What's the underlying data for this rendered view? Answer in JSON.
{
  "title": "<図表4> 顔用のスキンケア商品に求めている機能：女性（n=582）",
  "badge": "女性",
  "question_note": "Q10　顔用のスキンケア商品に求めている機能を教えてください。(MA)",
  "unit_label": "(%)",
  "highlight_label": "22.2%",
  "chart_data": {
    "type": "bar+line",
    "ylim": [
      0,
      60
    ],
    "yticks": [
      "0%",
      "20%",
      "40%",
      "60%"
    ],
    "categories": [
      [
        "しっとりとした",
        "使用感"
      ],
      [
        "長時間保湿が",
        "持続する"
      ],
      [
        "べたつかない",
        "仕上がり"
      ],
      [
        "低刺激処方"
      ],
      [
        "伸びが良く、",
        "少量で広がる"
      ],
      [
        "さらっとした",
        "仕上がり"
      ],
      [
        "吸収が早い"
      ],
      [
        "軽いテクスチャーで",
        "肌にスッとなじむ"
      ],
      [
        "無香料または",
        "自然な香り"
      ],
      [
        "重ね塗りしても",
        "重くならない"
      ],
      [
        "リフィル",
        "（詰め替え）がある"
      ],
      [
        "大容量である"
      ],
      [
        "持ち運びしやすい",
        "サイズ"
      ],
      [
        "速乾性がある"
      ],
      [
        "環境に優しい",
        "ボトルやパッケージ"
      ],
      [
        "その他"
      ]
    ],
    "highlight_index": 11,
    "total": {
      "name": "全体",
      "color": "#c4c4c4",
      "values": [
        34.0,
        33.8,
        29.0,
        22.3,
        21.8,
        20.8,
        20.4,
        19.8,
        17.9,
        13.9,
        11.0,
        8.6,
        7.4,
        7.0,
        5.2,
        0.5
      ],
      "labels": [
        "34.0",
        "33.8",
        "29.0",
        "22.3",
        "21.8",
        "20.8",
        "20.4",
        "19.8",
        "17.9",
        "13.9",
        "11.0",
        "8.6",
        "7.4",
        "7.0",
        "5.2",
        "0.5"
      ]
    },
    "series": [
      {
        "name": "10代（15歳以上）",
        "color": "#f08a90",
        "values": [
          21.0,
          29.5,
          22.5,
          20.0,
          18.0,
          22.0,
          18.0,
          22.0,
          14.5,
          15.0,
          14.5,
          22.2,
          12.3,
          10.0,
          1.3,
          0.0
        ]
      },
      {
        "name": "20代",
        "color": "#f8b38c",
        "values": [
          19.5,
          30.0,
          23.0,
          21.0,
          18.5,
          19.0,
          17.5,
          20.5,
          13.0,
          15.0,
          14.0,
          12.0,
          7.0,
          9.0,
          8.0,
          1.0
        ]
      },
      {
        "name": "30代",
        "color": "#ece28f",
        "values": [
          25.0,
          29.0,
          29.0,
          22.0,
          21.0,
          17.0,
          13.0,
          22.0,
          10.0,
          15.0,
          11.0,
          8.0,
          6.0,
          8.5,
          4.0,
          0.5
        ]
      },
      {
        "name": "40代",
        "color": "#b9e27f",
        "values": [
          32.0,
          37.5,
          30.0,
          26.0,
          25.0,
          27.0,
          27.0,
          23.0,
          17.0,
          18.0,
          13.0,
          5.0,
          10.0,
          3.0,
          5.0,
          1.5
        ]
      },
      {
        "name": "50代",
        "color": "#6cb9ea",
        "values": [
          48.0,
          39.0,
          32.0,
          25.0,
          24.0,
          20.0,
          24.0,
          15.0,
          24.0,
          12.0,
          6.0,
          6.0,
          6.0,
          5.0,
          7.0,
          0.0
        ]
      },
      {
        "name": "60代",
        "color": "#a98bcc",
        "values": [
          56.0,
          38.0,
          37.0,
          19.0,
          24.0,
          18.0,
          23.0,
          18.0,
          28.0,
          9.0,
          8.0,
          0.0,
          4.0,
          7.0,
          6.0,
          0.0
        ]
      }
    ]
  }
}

§ **PROMPT**:
Scan the material for lines with the word "color", and copy each line you find.

§ **COMPLETED EXERCISE**:
      "color": "#c4c4c4",
        "color": "#f08a90",
        "color": "#f8b38c",
        "color": "#ece28f",
        "color": "#b9e27f",
        "color": "#6cb9ea",
        "color": "#a98bcc",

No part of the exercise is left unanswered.